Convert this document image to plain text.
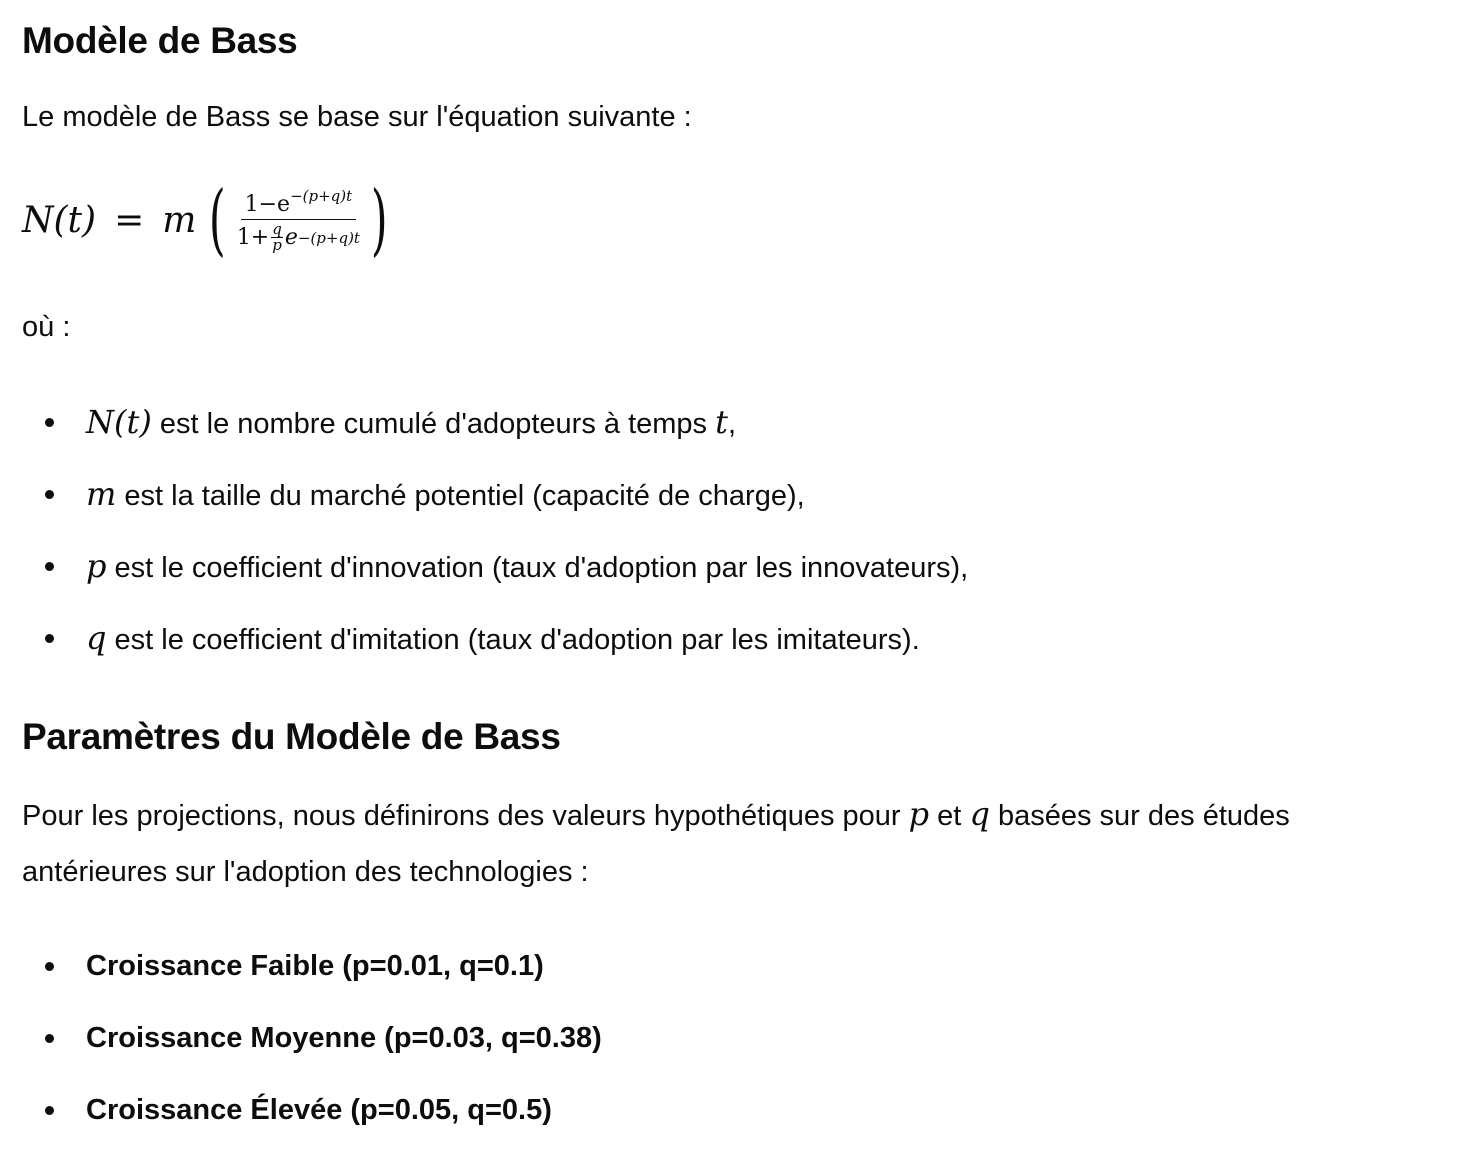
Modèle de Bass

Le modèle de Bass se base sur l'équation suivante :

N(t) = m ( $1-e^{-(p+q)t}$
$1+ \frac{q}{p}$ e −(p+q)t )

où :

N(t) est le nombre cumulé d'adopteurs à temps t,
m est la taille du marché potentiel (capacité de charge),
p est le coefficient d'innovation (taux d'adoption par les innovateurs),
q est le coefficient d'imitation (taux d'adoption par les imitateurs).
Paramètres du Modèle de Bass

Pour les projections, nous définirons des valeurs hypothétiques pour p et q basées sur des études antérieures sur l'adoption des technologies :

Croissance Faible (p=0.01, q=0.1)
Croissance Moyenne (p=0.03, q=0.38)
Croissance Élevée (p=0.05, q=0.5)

TASK DETAILS:
Reproduce the material above verbatim; omit every picture.

THE ANSWER:
Convert this document image to plain text.
Modèle de Bass

Le modèle de Bass se base sur l'équation suivante :

N(t) = m ( $1-e^{-(p+q)t}$
$1+ \frac{q}{p}$ e −(p+q)t )

où :

N(t) est le nombre cumulé d'adopteurs à temps t,
m est la taille du marché potentiel (capacité de charge),
p est le coefficient d'innovation (taux d'adoption par les innovateurs),
q est le coefficient d'imitation (taux d'adoption par les imitateurs).
Paramètres du Modèle de Bass

Pour les projections, nous définirons des valeurs hypothétiques pour p et q basées sur des études antérieures sur l'adoption des technologies :

Croissance Faible (p=0.01, q=0.1)
Croissance Moyenne (p=0.03, q=0.38)
Croissance Élevée (p=0.05, q=0.5)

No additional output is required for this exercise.